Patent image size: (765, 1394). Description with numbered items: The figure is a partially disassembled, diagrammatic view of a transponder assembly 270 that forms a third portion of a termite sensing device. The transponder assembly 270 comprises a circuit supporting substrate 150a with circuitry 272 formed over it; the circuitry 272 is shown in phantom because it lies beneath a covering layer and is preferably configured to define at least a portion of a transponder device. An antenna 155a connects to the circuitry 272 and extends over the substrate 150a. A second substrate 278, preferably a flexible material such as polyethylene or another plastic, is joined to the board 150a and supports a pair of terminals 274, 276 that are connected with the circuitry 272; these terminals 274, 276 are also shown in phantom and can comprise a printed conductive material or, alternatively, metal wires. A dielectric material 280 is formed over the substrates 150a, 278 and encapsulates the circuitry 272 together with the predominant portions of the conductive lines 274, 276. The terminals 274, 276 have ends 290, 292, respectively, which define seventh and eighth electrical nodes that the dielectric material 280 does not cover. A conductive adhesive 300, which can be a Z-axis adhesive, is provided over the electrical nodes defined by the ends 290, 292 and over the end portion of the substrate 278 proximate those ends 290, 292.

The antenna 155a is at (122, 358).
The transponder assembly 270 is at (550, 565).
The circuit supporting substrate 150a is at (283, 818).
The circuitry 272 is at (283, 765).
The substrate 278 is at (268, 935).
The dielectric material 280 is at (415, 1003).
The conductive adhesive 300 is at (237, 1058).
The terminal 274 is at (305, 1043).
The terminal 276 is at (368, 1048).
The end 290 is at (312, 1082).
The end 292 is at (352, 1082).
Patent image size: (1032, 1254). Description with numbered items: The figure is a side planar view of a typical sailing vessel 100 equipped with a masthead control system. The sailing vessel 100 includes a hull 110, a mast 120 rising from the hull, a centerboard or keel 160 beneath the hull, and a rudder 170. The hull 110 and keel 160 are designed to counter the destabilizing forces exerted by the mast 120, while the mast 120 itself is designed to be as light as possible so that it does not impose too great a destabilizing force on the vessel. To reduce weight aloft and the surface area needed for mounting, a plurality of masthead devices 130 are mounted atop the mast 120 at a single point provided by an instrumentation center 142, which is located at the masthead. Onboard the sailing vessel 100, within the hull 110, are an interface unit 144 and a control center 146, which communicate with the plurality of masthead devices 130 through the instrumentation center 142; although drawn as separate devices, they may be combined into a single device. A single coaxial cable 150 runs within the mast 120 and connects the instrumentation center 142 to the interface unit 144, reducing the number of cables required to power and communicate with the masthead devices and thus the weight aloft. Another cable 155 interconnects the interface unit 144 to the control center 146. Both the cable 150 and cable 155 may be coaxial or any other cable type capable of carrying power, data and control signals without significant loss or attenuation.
++++++++
__Stated goal__: Give the material from its first line through the line containing "The terminal 274 is at (305, 1043)." as a Markdown table with columns Row and Line, numbering each row and omitting blank lines.

__Reply to the task__:
| Row | Line |
|---|---|
| 1 | Patent image size: (765, 1394). Description with numbered items: The figure is a partially disassembled, diagrammatic view of a transponder assembly 270 that forms a third portion of a termite sensing device. The transponder assembly 270 comprises a circuit supporting substrate 150a with circuitry 272 formed over it; the circuitry 272 is shown in phantom because it lies beneath a covering layer and is preferably configured to define at least a portion of a transponder device. An antenna 155a connects to the circuitry 272 and extends over the substrate 150a. A second substrate 278, preferably a flexible material such as polyethylene or another plastic, is joined to the board 150a and supports a pair of terminals 274, 276 that are connected with the circuitry 272; these terminals 274, 276 are also shown in phantom and can comprise a printed conductive material or, alternatively, metal wires. A dielectric material 280 is formed over the substrates 150a, 278 and encapsulates the circuitry 272 together with the predominant portions of the conductive lines 274, 276. The terminals 274, 276 have ends 290, 292, respectively, which define seventh and eighth electrical nodes that the dielectric material 280 does not cover. A conductive adhesive 300, which can be a Z-axis adhesive, is provided over the electrical nodes defined by the ends 290, 292 and over the end portion of the substrate 278 proximate those ends 290, 292. |
| 2 | The antenna 155a is at (122, 358). |
| 3 | The transponder assembly 270 is at (550, 565). |
| 4 | The circuit supporting substrate 150a is at (283, 818). |
| 5 | The circuitry 272 is at (283, 765). |
| 6 | The substrate 278 is at (268, 935). |
| 7 | The dielectric material 280 is at (415, 1003). |
| 8 | The conductive adhesive 300 is at (237, 1058). |
| 9 | The terminal 274 is at (305, 1043). |